= Stated problem =
Copy out each line of the material in which the word "Africa" appears.

(Source data)
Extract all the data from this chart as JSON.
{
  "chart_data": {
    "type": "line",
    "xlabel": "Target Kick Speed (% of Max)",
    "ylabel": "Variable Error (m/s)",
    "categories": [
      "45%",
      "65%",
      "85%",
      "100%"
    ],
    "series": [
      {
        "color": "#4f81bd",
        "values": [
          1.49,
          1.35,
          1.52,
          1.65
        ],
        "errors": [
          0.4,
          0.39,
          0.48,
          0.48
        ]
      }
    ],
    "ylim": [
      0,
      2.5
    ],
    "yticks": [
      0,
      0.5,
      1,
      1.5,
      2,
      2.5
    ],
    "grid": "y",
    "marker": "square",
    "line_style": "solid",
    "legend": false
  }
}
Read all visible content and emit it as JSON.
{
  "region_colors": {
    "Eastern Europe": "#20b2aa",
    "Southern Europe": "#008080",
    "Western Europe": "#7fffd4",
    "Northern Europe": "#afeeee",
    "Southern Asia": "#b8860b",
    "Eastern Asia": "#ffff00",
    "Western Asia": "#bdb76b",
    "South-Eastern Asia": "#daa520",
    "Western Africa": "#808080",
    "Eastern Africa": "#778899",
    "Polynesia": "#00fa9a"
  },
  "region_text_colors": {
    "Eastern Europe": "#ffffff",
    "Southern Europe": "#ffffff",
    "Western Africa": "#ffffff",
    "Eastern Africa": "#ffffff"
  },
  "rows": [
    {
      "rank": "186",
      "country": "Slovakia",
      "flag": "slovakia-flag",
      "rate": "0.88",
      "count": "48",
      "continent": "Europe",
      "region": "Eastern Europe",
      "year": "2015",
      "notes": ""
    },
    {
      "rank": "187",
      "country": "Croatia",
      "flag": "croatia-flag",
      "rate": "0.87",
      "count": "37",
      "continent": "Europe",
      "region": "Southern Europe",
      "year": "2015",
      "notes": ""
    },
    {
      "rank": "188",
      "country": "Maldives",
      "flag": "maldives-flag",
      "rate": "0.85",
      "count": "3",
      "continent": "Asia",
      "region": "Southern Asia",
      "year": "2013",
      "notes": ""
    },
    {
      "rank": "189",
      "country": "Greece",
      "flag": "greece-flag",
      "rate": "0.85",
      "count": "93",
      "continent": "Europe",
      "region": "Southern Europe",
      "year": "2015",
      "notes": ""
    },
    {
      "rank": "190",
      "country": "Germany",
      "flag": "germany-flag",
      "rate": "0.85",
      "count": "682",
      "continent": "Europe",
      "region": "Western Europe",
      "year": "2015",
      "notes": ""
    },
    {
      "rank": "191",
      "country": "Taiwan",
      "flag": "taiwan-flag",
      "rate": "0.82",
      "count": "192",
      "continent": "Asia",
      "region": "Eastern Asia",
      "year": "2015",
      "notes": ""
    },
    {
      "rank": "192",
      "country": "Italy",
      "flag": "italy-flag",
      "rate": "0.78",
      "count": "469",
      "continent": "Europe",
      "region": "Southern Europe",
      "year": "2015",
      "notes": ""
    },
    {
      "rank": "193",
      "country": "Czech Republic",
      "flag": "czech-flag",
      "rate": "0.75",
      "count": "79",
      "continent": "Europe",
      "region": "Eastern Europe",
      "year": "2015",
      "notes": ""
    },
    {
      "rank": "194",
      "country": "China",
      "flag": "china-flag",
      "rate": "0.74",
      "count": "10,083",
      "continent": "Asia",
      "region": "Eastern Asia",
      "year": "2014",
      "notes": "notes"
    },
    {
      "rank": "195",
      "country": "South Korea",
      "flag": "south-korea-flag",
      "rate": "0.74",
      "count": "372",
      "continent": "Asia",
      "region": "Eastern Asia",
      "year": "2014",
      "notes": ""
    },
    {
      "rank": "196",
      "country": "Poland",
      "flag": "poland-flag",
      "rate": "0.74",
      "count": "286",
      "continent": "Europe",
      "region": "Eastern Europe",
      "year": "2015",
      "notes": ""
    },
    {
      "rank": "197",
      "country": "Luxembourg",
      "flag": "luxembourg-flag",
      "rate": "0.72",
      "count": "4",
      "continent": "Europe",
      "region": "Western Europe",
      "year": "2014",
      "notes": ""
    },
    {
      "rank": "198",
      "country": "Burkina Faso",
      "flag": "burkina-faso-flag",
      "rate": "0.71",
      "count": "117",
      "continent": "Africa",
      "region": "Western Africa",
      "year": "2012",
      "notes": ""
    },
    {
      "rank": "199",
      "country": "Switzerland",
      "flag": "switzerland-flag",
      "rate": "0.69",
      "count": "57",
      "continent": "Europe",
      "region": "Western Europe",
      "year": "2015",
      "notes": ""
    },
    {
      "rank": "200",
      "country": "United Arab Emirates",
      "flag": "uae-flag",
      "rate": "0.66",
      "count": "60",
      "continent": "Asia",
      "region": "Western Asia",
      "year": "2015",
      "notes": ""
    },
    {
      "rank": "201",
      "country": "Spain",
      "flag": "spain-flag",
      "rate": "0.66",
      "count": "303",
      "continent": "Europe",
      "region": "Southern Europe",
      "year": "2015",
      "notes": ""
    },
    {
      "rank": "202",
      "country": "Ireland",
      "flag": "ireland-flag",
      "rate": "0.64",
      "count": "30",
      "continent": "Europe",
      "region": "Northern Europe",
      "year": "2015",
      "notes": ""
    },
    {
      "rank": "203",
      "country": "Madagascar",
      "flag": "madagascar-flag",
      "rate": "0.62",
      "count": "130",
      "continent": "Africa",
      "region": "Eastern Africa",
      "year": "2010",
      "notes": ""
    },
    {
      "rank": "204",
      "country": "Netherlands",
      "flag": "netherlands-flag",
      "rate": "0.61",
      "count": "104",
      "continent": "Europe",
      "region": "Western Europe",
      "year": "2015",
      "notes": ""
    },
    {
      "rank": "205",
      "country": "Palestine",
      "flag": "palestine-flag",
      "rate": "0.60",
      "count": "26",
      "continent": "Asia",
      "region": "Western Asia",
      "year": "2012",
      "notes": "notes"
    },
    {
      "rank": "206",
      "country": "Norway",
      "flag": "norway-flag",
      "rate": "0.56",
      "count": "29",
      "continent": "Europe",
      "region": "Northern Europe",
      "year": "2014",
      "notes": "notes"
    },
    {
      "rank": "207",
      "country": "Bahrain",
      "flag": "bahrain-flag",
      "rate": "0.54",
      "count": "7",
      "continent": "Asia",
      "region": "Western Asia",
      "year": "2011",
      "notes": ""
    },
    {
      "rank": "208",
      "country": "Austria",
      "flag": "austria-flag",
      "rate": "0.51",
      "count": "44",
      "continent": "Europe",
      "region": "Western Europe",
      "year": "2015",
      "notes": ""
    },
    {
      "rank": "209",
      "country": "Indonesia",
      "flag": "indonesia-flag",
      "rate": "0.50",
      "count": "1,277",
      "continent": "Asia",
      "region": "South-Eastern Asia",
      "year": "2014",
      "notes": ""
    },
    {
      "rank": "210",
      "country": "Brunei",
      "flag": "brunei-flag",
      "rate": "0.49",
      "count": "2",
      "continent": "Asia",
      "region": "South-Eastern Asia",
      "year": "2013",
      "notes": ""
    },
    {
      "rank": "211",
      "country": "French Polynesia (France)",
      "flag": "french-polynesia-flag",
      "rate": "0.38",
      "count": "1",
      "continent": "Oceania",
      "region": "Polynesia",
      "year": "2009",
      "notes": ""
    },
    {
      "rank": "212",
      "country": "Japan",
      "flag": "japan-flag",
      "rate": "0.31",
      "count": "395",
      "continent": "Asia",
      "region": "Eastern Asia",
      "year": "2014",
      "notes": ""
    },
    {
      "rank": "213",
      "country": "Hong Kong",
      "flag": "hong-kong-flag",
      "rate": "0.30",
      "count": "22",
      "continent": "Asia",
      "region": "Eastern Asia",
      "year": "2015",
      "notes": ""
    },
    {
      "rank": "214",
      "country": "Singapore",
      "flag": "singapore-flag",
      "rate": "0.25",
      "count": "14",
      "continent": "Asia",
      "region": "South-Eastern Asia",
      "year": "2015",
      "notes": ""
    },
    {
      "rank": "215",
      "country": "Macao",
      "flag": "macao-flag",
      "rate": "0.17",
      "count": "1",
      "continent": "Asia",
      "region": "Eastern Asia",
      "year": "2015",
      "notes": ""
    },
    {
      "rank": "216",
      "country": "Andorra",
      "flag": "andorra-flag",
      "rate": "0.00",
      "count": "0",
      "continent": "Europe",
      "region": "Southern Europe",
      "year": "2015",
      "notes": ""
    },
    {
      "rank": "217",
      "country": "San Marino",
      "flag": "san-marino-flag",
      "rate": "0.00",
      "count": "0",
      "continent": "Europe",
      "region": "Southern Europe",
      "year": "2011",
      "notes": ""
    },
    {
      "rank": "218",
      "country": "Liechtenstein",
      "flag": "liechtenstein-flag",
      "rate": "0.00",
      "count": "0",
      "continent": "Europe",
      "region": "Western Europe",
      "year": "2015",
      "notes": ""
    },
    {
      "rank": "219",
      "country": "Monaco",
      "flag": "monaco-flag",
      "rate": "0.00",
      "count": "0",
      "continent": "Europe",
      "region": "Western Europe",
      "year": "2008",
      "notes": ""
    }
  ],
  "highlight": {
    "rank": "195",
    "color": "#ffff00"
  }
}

= Expected answer =
    "Western Africa": "#808080",
    "Eastern Africa": "#778899",
    "Western Africa": "#ffffff",
    "Eastern Africa": "#ffffff"
      "continent": "Africa",
      "region": "Western Africa",
      "continent": "Africa",
      "region": "Eastern Africa",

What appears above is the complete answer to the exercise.